Given task - Set down the full listing exactly, character for character.

>> START Dataset records

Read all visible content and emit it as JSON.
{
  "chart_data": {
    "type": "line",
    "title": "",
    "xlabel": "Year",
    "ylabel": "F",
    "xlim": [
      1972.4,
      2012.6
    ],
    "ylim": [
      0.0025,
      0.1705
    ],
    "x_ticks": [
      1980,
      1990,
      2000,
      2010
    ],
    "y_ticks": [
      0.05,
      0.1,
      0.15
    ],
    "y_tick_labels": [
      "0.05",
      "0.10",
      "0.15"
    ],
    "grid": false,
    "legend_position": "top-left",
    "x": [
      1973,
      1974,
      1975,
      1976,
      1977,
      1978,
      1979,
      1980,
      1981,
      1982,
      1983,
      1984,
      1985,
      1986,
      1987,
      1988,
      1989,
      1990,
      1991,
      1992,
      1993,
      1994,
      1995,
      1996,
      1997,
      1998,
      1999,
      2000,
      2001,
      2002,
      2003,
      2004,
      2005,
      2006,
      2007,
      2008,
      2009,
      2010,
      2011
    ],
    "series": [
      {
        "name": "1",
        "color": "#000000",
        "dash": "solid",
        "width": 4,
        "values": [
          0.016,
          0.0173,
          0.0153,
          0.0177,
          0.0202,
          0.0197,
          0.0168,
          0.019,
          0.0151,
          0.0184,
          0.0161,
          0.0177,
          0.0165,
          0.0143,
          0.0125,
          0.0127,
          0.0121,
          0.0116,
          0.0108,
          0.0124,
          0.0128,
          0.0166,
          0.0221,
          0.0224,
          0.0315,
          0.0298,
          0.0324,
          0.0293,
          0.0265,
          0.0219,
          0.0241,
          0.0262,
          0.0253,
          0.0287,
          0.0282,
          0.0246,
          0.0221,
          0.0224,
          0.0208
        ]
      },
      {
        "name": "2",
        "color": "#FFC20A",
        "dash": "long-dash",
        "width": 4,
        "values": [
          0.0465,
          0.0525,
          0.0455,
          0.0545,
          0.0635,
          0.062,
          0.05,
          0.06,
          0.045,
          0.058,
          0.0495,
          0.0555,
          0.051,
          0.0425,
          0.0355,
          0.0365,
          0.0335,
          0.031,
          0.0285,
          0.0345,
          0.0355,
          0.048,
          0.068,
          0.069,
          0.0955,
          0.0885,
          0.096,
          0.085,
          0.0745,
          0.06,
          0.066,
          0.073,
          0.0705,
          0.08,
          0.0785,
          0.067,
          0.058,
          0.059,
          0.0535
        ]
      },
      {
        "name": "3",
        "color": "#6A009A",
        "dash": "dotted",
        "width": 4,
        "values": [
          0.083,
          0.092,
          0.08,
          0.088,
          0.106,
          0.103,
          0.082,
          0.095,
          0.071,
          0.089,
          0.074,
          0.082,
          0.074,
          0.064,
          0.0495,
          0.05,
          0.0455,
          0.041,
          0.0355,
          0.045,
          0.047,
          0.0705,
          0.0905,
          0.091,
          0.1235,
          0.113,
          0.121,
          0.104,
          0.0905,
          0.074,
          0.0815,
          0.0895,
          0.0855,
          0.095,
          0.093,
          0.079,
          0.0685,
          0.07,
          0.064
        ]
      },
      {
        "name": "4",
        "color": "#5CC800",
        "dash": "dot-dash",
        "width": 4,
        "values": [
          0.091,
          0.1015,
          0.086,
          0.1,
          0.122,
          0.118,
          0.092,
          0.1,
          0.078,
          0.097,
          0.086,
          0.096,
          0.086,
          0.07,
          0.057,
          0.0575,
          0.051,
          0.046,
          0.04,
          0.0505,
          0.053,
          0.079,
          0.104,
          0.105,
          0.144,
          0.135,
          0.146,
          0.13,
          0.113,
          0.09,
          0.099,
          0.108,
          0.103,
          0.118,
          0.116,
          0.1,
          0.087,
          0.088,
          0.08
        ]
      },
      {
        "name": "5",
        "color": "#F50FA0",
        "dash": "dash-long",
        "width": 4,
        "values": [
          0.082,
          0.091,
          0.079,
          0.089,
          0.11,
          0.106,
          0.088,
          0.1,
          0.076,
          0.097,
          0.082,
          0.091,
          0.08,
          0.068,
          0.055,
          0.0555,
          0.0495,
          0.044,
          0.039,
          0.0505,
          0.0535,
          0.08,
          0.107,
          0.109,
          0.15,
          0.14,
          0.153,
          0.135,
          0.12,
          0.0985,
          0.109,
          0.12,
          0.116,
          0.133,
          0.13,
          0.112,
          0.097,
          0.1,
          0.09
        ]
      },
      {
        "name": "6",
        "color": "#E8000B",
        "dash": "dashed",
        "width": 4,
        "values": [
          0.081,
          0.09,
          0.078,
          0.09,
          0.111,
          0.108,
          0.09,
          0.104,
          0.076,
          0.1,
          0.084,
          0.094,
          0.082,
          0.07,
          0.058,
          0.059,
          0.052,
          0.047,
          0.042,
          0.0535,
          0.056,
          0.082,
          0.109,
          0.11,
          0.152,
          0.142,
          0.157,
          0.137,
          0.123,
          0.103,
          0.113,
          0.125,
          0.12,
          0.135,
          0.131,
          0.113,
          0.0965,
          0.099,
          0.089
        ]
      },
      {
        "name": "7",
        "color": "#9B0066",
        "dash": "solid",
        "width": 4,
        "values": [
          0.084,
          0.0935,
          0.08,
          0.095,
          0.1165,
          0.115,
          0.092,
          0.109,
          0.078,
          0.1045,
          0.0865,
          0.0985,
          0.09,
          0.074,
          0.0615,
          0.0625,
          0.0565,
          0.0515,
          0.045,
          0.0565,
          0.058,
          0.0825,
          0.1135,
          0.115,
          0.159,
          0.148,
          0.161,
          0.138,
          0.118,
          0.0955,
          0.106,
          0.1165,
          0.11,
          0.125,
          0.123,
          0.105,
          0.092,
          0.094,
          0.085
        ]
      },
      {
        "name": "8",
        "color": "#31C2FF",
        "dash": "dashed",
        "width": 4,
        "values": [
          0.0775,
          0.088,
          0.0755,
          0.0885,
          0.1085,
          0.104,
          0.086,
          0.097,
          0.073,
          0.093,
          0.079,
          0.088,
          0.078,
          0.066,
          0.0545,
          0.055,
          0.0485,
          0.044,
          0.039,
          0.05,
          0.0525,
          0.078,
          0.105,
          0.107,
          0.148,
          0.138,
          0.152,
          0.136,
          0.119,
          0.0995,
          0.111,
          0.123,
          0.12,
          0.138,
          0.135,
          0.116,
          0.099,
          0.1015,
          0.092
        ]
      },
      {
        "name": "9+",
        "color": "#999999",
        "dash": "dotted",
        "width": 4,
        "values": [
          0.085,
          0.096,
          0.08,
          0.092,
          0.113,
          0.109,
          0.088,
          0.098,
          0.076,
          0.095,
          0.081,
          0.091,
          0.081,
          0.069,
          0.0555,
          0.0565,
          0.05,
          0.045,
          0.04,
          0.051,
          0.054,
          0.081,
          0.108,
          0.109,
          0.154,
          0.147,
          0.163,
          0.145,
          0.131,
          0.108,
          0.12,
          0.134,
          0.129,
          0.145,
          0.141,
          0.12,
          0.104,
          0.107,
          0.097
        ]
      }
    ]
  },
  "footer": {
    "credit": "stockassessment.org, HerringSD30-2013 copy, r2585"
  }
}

>> END Dataset records

Full answer -
Read all visible content and emit it as JSON.
{
  "chart_data": {
    "type": "line",
    "title": "",
    "xlabel": "Year",
    "ylabel": "F",
    "xlim": [
      1972.4,
      2012.6
    ],
    "ylim": [
      0.0025,
      0.1705
    ],
    "x_ticks": [
      1980,
      1990,
      2000,
      2010
    ],
    "y_ticks": [
      0.05,
      0.1,
      0.15
    ],
    "y_tick_labels": [
      "0.05",
      "0.10",
      "0.15"
    ],
    "grid": false,
    "legend_position": "top-left",
    "x": [
      1973,
      1974,
      1975,
      1976,
      1977,
      1978,
      1979,
      1980,
      1981,
      1982,
      1983,
      1984,
      1985,
      1986,
      1987,
      1988,
      1989,
      1990,
      1991,
      1992,
      1993,
      1994,
      1995,
      1996,
      1997,
      1998,
      1999,
      2000,
      2001,
      2002,
      2003,
      2004,
      2005,
      2006,
      2007,
      2008,
      2009,
      2010,
      2011
    ],
    "series": [
      {
        "name": "1",
        "color": "#000000",
        "dash": "solid",
        "width": 4,
        "values": [
          0.016,
          0.0173,
          0.0153,
          0.0177,
          0.0202,
          0.0197,
          0.0168,
          0.019,
          0.0151,
          0.0184,
          0.0161,
          0.0177,
          0.0165,
          0.0143,
          0.0125,
          0.0127,
          0.0121,
          0.0116,
          0.0108,
          0.0124,
          0.0128,
          0.0166,
          0.0221,
          0.0224,
          0.0315,
          0.0298,
          0.0324,
          0.0293,
          0.0265,
          0.0219,
          0.0241,
          0.0262,
          0.0253,
          0.0287,
          0.0282,
          0.0246,
          0.0221,
          0.0224,
          0.0208
        ]
      },
      {
        "name": "2",
        "color": "#FFC20A",
        "dash": "long-dash",
        "width": 4,
        "values": [
          0.0465,
          0.0525,
          0.0455,
          0.0545,
          0.0635,
          0.062,
          0.05,
          0.06,
          0.045,
          0.058,
          0.0495,
          0.0555,
          0.051,
          0.0425,
          0.0355,
          0.0365,
          0.0335,
          0.031,
          0.0285,
          0.0345,
          0.0355,
          0.048,
          0.068,
          0.069,
          0.0955,
          0.0885,
          0.096,
          0.085,
          0.0745,
          0.06,
          0.066,
          0.073,
          0.0705,
          0.08,
          0.0785,
          0.067,
          0.058,
          0.059,
          0.0535
        ]
      },
      {
        "name": "3",
        "color": "#6A009A",
        "dash": "dotted",
        "width": 4,
        "values": [
          0.083,
          0.092,
          0.08,
          0.088,
          0.106,
          0.103,
          0.082,
          0.095,
          0.071,
          0.089,
          0.074,
          0.082,
          0.074,
          0.064,
          0.0495,
          0.05,
          0.0455,
          0.041,
          0.0355,
          0.045,
          0.047,
          0.0705,
          0.0905,
          0.091,
          0.1235,
          0.113,
          0.121,
          0.104,
          0.0905,
          0.074,
          0.0815,
          0.0895,
          0.0855,
          0.095,
          0.093,
          0.079,
          0.0685,
          0.07,
          0.064
        ]
      },
      {
        "name": "4",
        "color": "#5CC800",
        "dash": "dot-dash",
        "width": 4,
        "values": [
          0.091,
          0.1015,
          0.086,
          0.1,
          0.122,
          0.118,
          0.092,
          0.1,
          0.078,
          0.097,
          0.086,
          0.096,
          0.086,
          0.07,
          0.057,
          0.0575,
          0.051,
          0.046,
          0.04,
          0.0505,
          0.053,
          0.079,
          0.104,
          0.105,
          0.144,
          0.135,
          0.146,
          0.13,
          0.113,
          0.09,
          0.099,
          0.108,
          0.103,
          0.118,
          0.116,
          0.1,
          0.087,
          0.088,
          0.08
        ]
      },
      {
        "name": "5",
        "color": "#F50FA0",
        "dash": "dash-long",
        "width": 4,
        "values": [
          0.082,
          0.091,
          0.079,
          0.089,
          0.11,
          0.106,
          0.088,
          0.1,
          0.076,
          0.097,
          0.082,
          0.091,
          0.08,
          0.068,
          0.055,
          0.0555,
          0.0495,
          0.044,
          0.039,
          0.0505,
          0.0535,
          0.08,
          0.107,
          0.109,
          0.15,
          0.14,
          0.153,
          0.135,
          0.12,
          0.0985,
          0.109,
          0.12,
          0.116,
          0.133,
          0.13,
          0.112,
          0.097,
          0.1,
          0.09
        ]
      },
      {
        "name": "6",
        "color": "#E8000B",
        "dash": "dashed",
        "width": 4,
        "values": [
          0.081,
          0.09,
          0.078,
          0.09,
          0.111,
          0.108,
          0.09,
          0.104,
          0.076,
          0.1,
          0.084,
          0.094,
          0.082,
          0.07,
          0.058,
          0.059,
          0.052,
          0.047,
          0.042,
          0.0535,
          0.056,
          0.082,
          0.109,
          0.11,
          0.152,
          0.142,
          0.157,
          0.137,
          0.123,
          0.103,
          0.113,
          0.125,
          0.12,
          0.135,
          0.131,
          0.113,
          0.0965,
          0.099,
          0.089
        ]
      },
      {
        "name": "7",
        "color": "#9B0066",
        "dash": "solid",
        "width": 4,
        "values": [
          0.084,
          0.0935,
          0.08,
          0.095,
          0.1165,
          0.115,
          0.092,
          0.109,
          0.078,
          0.1045,
          0.0865,
          0.0985,
          0.09,
          0.074,
          0.0615,
          0.0625,
          0.0565,
          0.0515,
          0.045,
          0.0565,
          0.058,
          0.0825,
          0.1135,
          0.115,
          0.159,
          0.148,
          0.161,
          0.138,
          0.118,
          0.0955,
          0.106,
          0.1165,
          0.11,
          0.125,
          0.123,
          0.105,
          0.092,
          0.094,
          0.085
        ]
      },
      {
        "name": "8",
        "color": "#31C2FF",
        "dash": "dashed",
        "width": 4,
        "values": [
          0.0775,
          0.088,
          0.0755,
          0.0885,
          0.1085,
          0.104,
          0.086,
          0.097,
          0.073,
          0.093,
          0.079,
          0.088,
          0.078,
          0.066,
          0.0545,
          0.055,
          0.0485,
          0.044,
          0.039,
          0.05,
          0.0525,
          0.078,
          0.105,
          0.107,
          0.148,
          0.138,
          0.152,
          0.136,
          0.119,
          0.0995,
          0.111,
          0.123,
          0.12,
          0.138,
          0.135,
          0.116,
          0.099,
          0.1015,
          0.092
        ]
      },
      {
        "name": "9+",
        "color": "#999999",
        "dash": "dotted",
        "width": 4,
        "values": [
          0.085,
          0.096,
          0.08,
          0.092,
          0.113,
          0.109,
          0.088,
          0.098,
          0.076,
          0.095,
          0.081,
          0.091,
          0.081,
          0.069,
          0.0555,
          0.0565,
          0.05,
          0.045,
          0.04,
          0.051,
          0.054,
          0.081,
          0.108,
          0.109,
          0.154,
          0.147,
          0.163,
          0.145,
          0.131,
          0.108,
          0.12,
          0.134,
          0.129,
          0.145,
          0.141,
          0.12,
          0.104,
          0.107,
          0.097
        ]
      }
    ]
  },
  "footer": {
    "credit": "stockassessment.org, HerringSD30-2013 copy, r2585"
  }
}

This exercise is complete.